Data lines:
****************************************
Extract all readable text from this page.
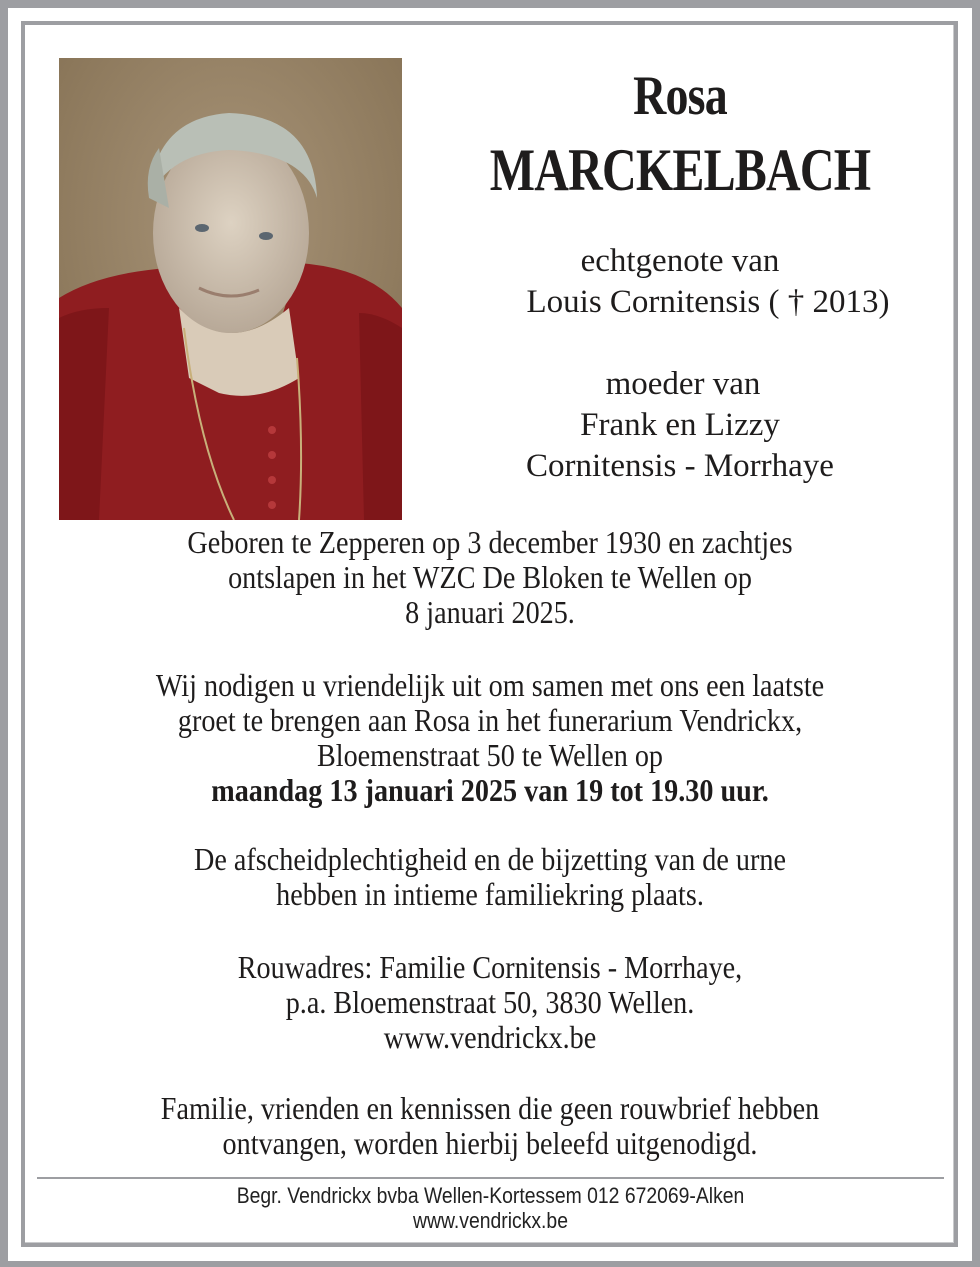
Rosa
MARCKELBACH
echtgenote van
Louis Cornitensis ( † 2013)
moeder van
Frank en Lizzy
Cornitensis - Morrhaye
Geboren te Zepperen op 3 december 1930 en zachtjes
ontslapen in het WZC De Bloken te Wellen op
8 januari 2025.
Wij nodigen u vriendelijk uit om samen met ons een laatste
groet te brengen aan Rosa in het funerarium Vendrickx,
Bloemenstraat 50 te Wellen op
maandag 13 januari 2025 van 19 tot 19.30 uur.
De afscheidplechtigheid en de bijzetting van de urne
hebben in intieme familiekring plaats.
Rouwadres: Familie Cornitensis - Morrhaye,
p.a. Bloemenstraat 50, 3830 Wellen.
www.vendrickx.be
Familie, vrienden en kennissen die geen rouwbrief hebben
ontvangen, worden hierbij beleefd uitgenodigd.
Begr. Vendrickx bvba Wellen-Kortessem 012 672069-Alken
www.vendrickx.be
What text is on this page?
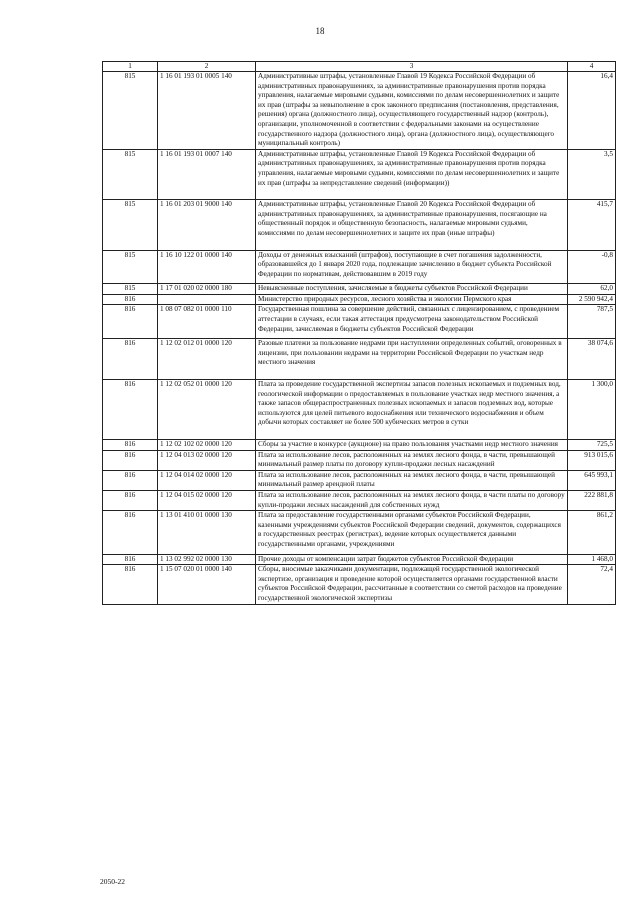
18
1	2	3	4
815	1 16 01 193 01 0005 140	Административные штрафы, установленные Главой 19 Кодекса Российской Федерации об административных правонарушениях, за административные правонарушения против порядка управления, налагаемые мировыми судьями, комиссиями по делам несовершеннолетних и защите их прав (штрафы за невыполнение в срок законного предписания (постановления, представления, решения) органа (должностного лица), осуществляющего государственный надзор (контроль), организации, уполномоченной в соответствии с федеральными законами на осуществление государственного надзора (должностного лица), органа (должностного лица), осуществляющего муниципальный контроль)	16,4
815	1 16 01 193 01 0007 140	Административные штрафы, установленные Главой 19 Кодекса Российской Федерации об административных правонарушениях, за административные правонарушения против порядка управления, налагаемые мировыми судьями, комиссиями по делам несовершеннолетних и защите их прав (штрафы за непредставление сведений (информации))	3,5
815	1 16 01 203 01 9000 140	Административные штрафы, установленные Главой 20 Кодекса Российской Федерации об административных правонарушениях, за административные правонарушения, посягающие на общественный порядок и общественную безопасность, налагаемые мировыми судьями, комиссиями по делам несовершеннолетних и защите их прав (иные штрафы)	415,7
815	1 16 10 122 01 0000 140	Доходы от денежных взысканий (штрафов), поступающие в счет погашения задолженности, образовавшейся до 1 января 2020 года, подлежащие зачислению в бюджет субъекта Российской Федерации по нормативам, действовавшим в 2019 году	-0,8
815	1 17 01 020 02 0000 180	Невыясненные поступления, зачисляемые в бюджеты субъектов Российской Федерации	62,0
816		Министерство природных ресурсов, лесного хозяйства и экологии Пермского края	2 590 942,4
816	1 08 07 082 01 0000 110	Государственная пошлина за совершение действий, связанных с лицензированием, с проведением аттестации в случаях, если такая аттестация предусмотрена законодательством Российской Федерации, зачисляемая в бюджеты субъектов Российской Федерации	787,5
816	1 12 02 012 01 0000 120	Разовые платежи за пользование недрами при наступлении определенных событий, оговоренных в лицензии, при пользовании недрами на территории Российской Федерации по участкам недр местного значения	38 074,6
816	1 12 02 052 01 0000 120	Плата за проведение государственной экспертизы запасов полезных ископаемых и подземных вод, геологической информации о предоставляемых в пользование участках недр местного значения, а также запасов общераспространенных полезных ископаемых и запасов подземных вод, которые используются для целей питьевого водоснабжения или технического водоснабжения и объем добычи которых составляет не более 500 кубических метров в сутки	1 300,0
816	1 12 02 102 02 0000 120	Сборы за участие в конкурсе (аукционе) на право пользования участками недр местного значения	725,5
816	1 12 04 013 02 0000 120	Плата за использование лесов, расположенных на землях лесного фонда, в части, превышающей минимальный размер платы по договору купли-продажи лесных насаждений	913 015,6
816	1 12 04 014 02 0000 120	Плата за использование лесов, расположенных на землях лесного фонда, в части, превышающей минимальный размер арендной платы	645 993,1
816	1 12 04 015 02 0000 120	Плата за использование лесов, расположенных на землях лесного фонда, в части платы по договору купли-продажи лесных насаждений для собственных нужд	222 881,8
816	1 13 01 410 01 0000 130	Плата за предоставление государственными органами субъектов Российской Федерации, казенными учреждениями субъектов Российской Федерации сведений, документов, содержащихся в государственных реестрах (регистрах), ведение которых осуществляется данными государственными органами, учреждениями	861,2
816	1 13 02 992 02 0000 130	Прочие доходы от компенсации затрат бюджетов субъектов Российской Федерации	1 468,0
816	1 15 07 020 01 0000 140	Сборы, вносимые заказчиками документации, подлежащей государственной экологической экспертизе, организация и проведение которой осуществляется органами государственной власти субъектов Российской Федерации, рассчитанные в соответствии со сметой расходов на проведение государственной экологической экспертизы	72,4
2050-22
****************************************
Exercise details: Each line of the material above either contains the word "недр" or does not; state how many do, and nothing else.

Exercise solution: 3